BEGIN Input records

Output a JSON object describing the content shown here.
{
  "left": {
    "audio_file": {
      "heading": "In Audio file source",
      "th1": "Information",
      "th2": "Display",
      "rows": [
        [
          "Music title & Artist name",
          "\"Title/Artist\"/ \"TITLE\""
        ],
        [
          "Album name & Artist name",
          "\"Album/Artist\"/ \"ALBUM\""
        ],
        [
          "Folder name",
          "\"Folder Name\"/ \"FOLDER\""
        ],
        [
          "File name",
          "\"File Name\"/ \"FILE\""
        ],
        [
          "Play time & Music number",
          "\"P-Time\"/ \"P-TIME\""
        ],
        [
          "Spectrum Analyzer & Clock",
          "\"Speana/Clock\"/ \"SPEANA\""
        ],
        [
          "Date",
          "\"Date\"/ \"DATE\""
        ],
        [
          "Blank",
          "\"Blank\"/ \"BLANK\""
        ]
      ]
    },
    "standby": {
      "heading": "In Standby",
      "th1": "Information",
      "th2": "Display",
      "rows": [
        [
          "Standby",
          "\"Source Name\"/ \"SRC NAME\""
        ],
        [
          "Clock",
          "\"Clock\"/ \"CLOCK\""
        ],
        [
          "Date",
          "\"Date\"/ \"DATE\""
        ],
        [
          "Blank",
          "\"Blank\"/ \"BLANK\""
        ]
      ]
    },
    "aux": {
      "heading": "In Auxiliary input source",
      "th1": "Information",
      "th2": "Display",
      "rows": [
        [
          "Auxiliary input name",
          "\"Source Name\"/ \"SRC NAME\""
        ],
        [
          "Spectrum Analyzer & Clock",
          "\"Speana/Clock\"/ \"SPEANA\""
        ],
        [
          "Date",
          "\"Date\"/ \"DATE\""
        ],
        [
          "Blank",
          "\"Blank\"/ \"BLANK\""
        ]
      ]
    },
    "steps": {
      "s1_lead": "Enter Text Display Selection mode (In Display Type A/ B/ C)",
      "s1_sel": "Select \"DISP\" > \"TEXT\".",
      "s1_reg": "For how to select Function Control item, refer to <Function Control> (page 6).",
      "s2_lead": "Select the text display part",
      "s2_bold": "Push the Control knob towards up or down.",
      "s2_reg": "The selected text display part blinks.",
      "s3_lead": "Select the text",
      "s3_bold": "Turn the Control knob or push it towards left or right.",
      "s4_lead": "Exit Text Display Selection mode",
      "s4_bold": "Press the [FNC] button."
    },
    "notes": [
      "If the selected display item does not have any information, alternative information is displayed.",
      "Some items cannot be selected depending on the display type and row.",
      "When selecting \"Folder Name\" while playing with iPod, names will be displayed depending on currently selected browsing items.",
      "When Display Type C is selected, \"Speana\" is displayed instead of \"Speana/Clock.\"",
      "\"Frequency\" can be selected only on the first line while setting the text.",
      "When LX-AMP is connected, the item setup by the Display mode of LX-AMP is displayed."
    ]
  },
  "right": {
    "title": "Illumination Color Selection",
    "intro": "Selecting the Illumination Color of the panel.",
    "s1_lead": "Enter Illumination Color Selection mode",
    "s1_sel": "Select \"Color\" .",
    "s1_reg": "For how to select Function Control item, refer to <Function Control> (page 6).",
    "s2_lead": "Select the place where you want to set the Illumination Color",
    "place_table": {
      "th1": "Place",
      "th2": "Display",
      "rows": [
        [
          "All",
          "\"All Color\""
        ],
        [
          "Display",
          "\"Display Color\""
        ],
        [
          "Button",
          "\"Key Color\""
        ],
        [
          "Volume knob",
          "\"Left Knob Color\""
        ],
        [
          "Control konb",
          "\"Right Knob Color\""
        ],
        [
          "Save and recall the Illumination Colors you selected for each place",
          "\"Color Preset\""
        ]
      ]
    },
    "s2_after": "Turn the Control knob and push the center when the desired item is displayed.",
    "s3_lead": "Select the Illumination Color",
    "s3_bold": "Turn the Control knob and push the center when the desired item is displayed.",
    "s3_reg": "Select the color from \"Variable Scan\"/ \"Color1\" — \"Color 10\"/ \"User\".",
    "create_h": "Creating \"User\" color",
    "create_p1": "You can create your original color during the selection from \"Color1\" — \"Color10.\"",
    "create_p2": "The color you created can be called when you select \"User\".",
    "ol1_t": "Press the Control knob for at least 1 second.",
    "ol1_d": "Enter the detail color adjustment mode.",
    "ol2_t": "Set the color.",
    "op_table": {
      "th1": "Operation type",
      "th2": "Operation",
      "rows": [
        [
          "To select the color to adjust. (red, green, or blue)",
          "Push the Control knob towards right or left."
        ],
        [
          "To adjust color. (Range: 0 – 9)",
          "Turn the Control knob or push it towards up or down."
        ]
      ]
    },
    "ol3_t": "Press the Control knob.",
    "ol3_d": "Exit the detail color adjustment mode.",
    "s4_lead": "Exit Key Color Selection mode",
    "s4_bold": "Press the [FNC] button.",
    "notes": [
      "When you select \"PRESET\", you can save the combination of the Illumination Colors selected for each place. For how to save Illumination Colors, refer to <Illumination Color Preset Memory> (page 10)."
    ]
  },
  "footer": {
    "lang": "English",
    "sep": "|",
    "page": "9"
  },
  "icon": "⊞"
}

END Input records
BEGIN Input records

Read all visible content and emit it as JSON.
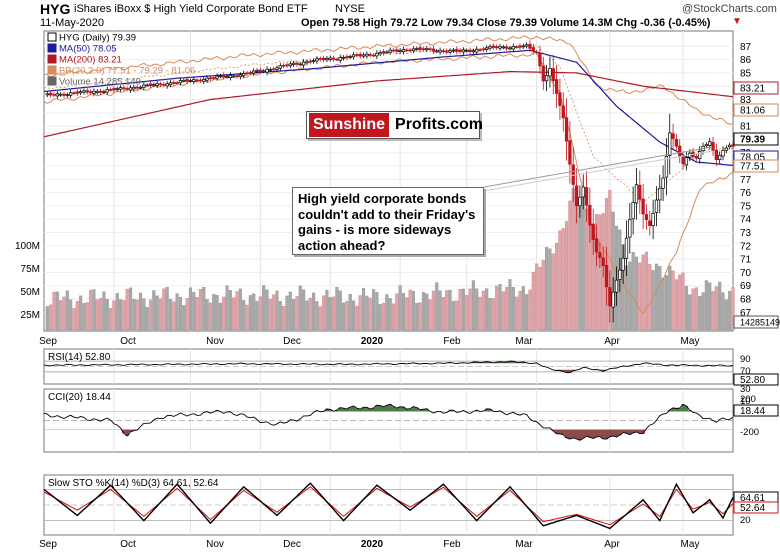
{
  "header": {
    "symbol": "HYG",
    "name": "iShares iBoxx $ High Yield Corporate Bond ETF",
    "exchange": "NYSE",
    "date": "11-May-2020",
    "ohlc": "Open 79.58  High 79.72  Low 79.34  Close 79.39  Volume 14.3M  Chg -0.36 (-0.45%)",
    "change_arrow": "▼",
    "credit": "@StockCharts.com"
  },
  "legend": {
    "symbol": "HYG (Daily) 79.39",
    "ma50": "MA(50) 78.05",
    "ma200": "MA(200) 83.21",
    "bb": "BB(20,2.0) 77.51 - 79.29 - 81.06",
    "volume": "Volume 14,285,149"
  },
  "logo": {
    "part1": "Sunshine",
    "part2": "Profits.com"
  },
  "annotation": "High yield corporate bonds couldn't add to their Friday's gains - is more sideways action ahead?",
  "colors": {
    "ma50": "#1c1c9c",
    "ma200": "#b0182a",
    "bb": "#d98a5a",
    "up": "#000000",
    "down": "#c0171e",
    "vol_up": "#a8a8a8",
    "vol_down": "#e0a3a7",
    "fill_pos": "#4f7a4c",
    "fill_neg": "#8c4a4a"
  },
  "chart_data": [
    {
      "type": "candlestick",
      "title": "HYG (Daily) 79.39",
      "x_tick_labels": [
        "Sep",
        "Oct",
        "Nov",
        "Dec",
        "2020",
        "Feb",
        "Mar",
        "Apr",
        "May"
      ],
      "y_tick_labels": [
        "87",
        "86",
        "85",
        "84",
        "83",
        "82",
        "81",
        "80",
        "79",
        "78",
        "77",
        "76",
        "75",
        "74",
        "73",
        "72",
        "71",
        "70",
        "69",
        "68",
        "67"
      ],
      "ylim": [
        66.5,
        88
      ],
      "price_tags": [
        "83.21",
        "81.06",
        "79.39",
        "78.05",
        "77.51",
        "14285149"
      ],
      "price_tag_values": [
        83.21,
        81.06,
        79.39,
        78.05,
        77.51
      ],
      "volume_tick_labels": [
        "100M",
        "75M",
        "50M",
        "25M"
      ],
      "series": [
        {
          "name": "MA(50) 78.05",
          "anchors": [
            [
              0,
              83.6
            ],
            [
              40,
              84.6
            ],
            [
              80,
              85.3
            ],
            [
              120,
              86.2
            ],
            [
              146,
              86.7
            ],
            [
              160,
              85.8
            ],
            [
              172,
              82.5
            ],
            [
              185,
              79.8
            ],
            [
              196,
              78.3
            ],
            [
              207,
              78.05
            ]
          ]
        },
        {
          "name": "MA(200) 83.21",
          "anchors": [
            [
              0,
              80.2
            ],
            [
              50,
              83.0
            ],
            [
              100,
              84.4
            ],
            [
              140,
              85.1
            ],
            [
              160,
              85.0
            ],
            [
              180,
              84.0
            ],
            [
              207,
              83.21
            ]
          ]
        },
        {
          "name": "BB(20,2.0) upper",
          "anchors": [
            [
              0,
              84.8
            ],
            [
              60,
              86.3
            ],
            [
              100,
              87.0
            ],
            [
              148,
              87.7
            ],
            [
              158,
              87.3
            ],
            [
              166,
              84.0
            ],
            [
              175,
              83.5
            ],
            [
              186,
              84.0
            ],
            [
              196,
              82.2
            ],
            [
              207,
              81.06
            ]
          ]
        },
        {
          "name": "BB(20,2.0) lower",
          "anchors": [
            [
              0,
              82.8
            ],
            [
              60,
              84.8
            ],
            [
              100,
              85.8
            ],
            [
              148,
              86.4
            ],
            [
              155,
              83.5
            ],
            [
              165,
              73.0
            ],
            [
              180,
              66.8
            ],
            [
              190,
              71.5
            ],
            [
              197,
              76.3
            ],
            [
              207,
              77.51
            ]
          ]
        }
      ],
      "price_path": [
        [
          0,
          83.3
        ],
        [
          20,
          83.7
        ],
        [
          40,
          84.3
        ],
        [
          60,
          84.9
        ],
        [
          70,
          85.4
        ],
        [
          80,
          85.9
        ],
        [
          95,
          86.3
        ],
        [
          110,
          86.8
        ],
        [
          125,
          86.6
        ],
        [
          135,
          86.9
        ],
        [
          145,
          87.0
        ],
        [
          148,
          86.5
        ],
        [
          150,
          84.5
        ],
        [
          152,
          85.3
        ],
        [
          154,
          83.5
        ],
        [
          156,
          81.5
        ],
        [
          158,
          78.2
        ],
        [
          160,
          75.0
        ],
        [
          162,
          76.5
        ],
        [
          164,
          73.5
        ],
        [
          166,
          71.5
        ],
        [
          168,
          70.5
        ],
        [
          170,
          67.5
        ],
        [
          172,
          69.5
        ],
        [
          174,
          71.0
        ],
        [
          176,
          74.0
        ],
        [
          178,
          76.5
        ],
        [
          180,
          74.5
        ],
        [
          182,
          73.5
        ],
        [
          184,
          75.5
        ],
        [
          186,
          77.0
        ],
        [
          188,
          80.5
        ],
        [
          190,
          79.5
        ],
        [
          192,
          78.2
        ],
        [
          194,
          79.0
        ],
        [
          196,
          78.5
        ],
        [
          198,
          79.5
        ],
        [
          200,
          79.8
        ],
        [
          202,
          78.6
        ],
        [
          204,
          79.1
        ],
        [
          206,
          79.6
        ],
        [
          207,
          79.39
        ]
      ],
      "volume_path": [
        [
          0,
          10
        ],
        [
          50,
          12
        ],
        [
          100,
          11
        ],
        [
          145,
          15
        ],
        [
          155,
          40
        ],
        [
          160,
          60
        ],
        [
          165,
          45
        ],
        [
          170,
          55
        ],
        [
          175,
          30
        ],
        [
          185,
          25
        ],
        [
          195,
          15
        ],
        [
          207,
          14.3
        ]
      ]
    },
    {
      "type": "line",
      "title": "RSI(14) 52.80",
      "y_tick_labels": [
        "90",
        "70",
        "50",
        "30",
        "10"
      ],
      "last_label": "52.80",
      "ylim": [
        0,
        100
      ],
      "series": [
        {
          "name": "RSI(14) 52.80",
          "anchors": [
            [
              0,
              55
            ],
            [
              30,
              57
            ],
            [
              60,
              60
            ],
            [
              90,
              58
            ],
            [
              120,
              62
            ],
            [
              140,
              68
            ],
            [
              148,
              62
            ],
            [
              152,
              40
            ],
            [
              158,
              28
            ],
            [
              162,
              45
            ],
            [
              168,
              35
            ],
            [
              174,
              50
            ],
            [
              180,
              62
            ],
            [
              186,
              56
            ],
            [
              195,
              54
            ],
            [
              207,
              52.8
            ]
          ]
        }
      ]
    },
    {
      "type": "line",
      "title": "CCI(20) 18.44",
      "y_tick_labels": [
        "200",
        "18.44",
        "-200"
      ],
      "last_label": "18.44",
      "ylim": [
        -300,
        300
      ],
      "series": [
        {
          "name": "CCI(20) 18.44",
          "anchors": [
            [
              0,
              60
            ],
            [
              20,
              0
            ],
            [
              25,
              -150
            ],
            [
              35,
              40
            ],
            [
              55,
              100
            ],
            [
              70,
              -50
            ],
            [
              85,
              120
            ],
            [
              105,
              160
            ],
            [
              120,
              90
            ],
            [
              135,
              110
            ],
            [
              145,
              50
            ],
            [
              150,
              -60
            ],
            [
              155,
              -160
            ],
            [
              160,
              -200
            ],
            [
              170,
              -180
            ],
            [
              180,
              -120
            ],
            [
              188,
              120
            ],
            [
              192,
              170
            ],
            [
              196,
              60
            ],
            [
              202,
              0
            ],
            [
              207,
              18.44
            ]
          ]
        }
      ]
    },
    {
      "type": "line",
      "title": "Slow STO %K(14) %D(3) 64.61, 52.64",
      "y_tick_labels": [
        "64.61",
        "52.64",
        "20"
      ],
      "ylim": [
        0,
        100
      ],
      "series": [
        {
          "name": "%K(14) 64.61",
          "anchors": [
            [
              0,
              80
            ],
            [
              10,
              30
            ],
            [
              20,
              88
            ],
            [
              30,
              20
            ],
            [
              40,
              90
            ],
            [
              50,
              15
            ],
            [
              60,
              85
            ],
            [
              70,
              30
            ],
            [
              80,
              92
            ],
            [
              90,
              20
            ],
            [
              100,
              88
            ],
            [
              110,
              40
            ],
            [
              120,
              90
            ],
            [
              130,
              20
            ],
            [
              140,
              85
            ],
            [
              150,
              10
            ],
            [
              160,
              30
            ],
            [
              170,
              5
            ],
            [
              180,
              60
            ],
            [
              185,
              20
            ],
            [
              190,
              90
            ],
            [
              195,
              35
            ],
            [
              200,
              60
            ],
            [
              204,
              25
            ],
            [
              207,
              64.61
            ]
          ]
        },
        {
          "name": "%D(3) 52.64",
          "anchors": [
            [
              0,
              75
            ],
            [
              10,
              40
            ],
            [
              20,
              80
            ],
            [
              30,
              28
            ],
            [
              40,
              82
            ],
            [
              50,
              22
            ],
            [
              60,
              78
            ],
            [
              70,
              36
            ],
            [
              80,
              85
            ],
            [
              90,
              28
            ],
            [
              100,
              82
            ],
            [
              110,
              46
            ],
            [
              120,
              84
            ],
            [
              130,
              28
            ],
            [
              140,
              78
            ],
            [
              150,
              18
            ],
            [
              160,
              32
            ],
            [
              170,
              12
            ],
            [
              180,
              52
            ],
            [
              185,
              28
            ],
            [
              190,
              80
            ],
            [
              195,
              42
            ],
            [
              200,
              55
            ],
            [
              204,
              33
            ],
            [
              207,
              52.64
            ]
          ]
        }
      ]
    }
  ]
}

END Input records

→ **Required work**:
Using the material above, count the lines containing the word "towards". Reply with the number alone.

→ **Correct output**:
4